**Your objective:** Omit the pictures, please, and give each record below again exactly.

**Data for the task:**

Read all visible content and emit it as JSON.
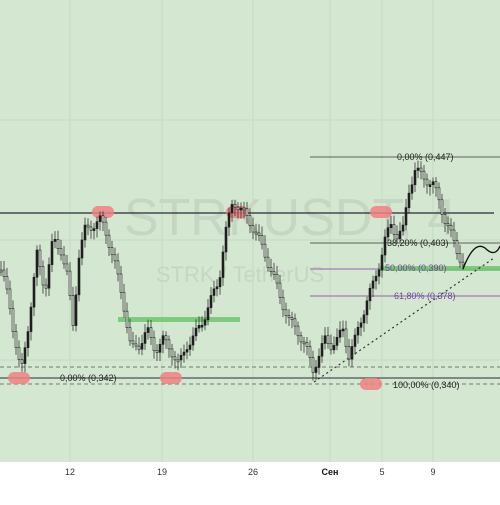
{
  "colors": {
    "background": "#d4e7d1",
    "axis_bar": "#ffffff",
    "candle": "#1f1f1f",
    "zone_red": "#ee8080",
    "zone_green": "#6cc86c",
    "fib_purple": "#9a60b4",
    "watermark": "#000000"
  },
  "watermark": {
    "symbol": "STRKUSDT, 4",
    "subtitle": "STRK / TetherUS"
  },
  "x_axis": {
    "ticks": [
      "12",
      "19",
      "26",
      "Сен",
      "5",
      "9"
    ]
  },
  "fib_labels": {
    "level_0": "0,00% (0,447)",
    "level_38": "38,20% (0,403)",
    "level_50": "50,00% (0,390)",
    "level_61": "61,80% (0,378)",
    "level_100": "100,00% (0,340)"
  },
  "left_fib_label": "0,00% (0,342)",
  "chart_data": {
    "type": "candlestick",
    "symbol": "STRKUSDT",
    "timeframe": "4",
    "x_ticks": [
      "12",
      "19",
      "26",
      "Сен",
      "5",
      "9"
    ],
    "fib_levels": [
      {
        "percent": "0,00%",
        "price": 0.447
      },
      {
        "percent": "38,20%",
        "price": 0.403
      },
      {
        "percent": "50,00%",
        "price": 0.39
      },
      {
        "percent": "61,80%",
        "price": 0.378
      },
      {
        "percent": "100,00%",
        "price": 0.34
      }
    ],
    "left_fib_level": {
      "percent": "0,00%",
      "price": 0.342
    },
    "resistance_line": 0.424,
    "support_line": 0.342,
    "green_zones": [
      0.37,
      0.393
    ],
    "red_markers": [
      {
        "near": "high",
        "count": 3
      },
      {
        "near": "low",
        "count": 3
      }
    ],
    "ylim": [
      0.3,
      0.48
    ]
  }
}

**Written solution:**
Read all visible content and emit it as JSON.
{
  "colors": {
    "background": "#d4e7d1",
    "axis_bar": "#ffffff",
    "candle": "#1f1f1f",
    "zone_red": "#ee8080",
    "zone_green": "#6cc86c",
    "fib_purple": "#9a60b4",
    "watermark": "#000000"
  },
  "watermark": {
    "symbol": "STRKUSDT, 4",
    "subtitle": "STRK / TetherUS"
  },
  "x_axis": {
    "ticks": [
      "12",
      "19",
      "26",
      "Сен",
      "5",
      "9"
    ]
  },
  "fib_labels": {
    "level_0": "0,00% (0,447)",
    "level_38": "38,20% (0,403)",
    "level_50": "50,00% (0,390)",
    "level_61": "61,80% (0,378)",
    "level_100": "100,00% (0,340)"
  },
  "left_fib_label": "0,00% (0,342)",
  "chart_data": {
    "type": "candlestick",
    "symbol": "STRKUSDT",
    "timeframe": "4",
    "x_ticks": [
      "12",
      "19",
      "26",
      "Сен",
      "5",
      "9"
    ],
    "fib_levels": [
      {
        "percent": "0,00%",
        "price": 0.447
      },
      {
        "percent": "38,20%",
        "price": 0.403
      },
      {
        "percent": "50,00%",
        "price": 0.39
      },
      {
        "percent": "61,80%",
        "price": 0.378
      },
      {
        "percent": "100,00%",
        "price": 0.34
      }
    ],
    "left_fib_level": {
      "percent": "0,00%",
      "price": 0.342
    },
    "resistance_line": 0.424,
    "support_line": 0.342,
    "green_zones": [
      0.37,
      0.393
    ],
    "red_markers": [
      {
        "near": "high",
        "count": 3
      },
      {
        "near": "low",
        "count": 3
      }
    ],
    "ylim": [
      0.3,
      0.48
    ]
  }
}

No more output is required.